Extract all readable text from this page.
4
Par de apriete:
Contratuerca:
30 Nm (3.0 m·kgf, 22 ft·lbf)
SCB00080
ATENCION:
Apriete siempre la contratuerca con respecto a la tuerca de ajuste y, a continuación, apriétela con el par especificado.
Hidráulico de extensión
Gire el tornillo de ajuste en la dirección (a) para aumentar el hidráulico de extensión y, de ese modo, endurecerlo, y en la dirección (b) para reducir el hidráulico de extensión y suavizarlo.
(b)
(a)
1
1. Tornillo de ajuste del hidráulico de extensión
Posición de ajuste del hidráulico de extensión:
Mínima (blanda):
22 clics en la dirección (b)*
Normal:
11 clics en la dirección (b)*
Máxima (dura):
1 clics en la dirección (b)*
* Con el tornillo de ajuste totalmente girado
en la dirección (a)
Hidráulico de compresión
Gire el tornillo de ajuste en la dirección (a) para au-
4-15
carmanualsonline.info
*-*-*
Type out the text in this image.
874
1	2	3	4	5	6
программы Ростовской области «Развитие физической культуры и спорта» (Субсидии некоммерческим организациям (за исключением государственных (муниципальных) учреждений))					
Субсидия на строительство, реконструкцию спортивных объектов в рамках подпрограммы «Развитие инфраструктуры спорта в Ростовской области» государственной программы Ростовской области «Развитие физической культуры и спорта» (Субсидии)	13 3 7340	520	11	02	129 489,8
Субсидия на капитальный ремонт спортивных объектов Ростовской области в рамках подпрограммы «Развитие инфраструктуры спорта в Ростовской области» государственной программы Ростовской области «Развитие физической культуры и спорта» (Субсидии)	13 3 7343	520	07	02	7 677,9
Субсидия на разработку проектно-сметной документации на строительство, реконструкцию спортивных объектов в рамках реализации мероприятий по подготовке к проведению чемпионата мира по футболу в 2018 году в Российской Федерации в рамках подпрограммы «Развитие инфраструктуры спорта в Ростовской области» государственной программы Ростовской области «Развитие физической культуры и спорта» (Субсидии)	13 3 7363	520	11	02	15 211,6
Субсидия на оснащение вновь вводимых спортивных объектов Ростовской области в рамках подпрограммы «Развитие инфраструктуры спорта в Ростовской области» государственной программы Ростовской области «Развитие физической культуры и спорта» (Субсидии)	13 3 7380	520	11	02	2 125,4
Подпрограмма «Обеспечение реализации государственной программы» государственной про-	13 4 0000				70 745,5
*-*-*
→ TASK TO COMPLETE: How many lines of the data contain the word "реконструкцию"? Answer with the number alone.

→ RESPONSE: 2